- **What the task requires**:
Will you transcribe all the entries word for word, skipping the pictures they hold?

Collected data entries:
________________________
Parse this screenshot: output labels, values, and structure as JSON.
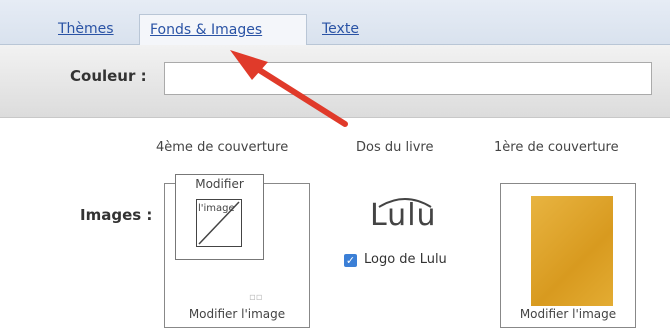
{
  "tabs": [
    {
      "label": "Thèmes"
    },
    {
      "label": "Fonds & Images"
    },
    {
      "label": "Texte"
    }
  ],
  "active_tab": "Fonds & Images",
  "color": {
    "label": "Couleur :",
    "value": ""
  },
  "columns": {
    "back": "4ème de couverture",
    "spine": "Dos du livre",
    "front": "1ère de couverture"
  },
  "images": {
    "label": "Images :",
    "back_popup_title": "Modifier",
    "back_popup_thumb": "l'image",
    "back_modify": "Modifier l'image",
    "spine_logo": "Lulu",
    "logo_checkbox_label": "Logo de Lulu",
    "logo_checked": true,
    "front_modify": "Modifier l'image"
  },
  "colors": {
    "accent_arrow": "#e03a2a",
    "link": "#2a53a5",
    "front_image": "#e0a630"
  }
}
________________________
- **The response**:
Parse this screenshot: output labels, values, and structure as JSON.
{
  "tabs": [
    {
      "label": "Thèmes"
    },
    {
      "label": "Fonds & Images"
    },
    {
      "label": "Texte"
    }
  ],
  "active_tab": "Fonds & Images",
  "color": {
    "label": "Couleur :",
    "value": ""
  },
  "columns": {
    "back": "4ème de couverture",
    "spine": "Dos du livre",
    "front": "1ère de couverture"
  },
  "images": {
    "label": "Images :",
    "back_popup_title": "Modifier",
    "back_popup_thumb": "l'image",
    "back_modify": "Modifier l'image",
    "spine_logo": "Lulu",
    "logo_checkbox_label": "Logo de Lulu",
    "logo_checked": true,
    "front_modify": "Modifier l'image"
  },
  "colors": {
    "accent_arrow": "#e03a2a",
    "link": "#2a53a5",
    "front_image": "#e0a630"
  }
}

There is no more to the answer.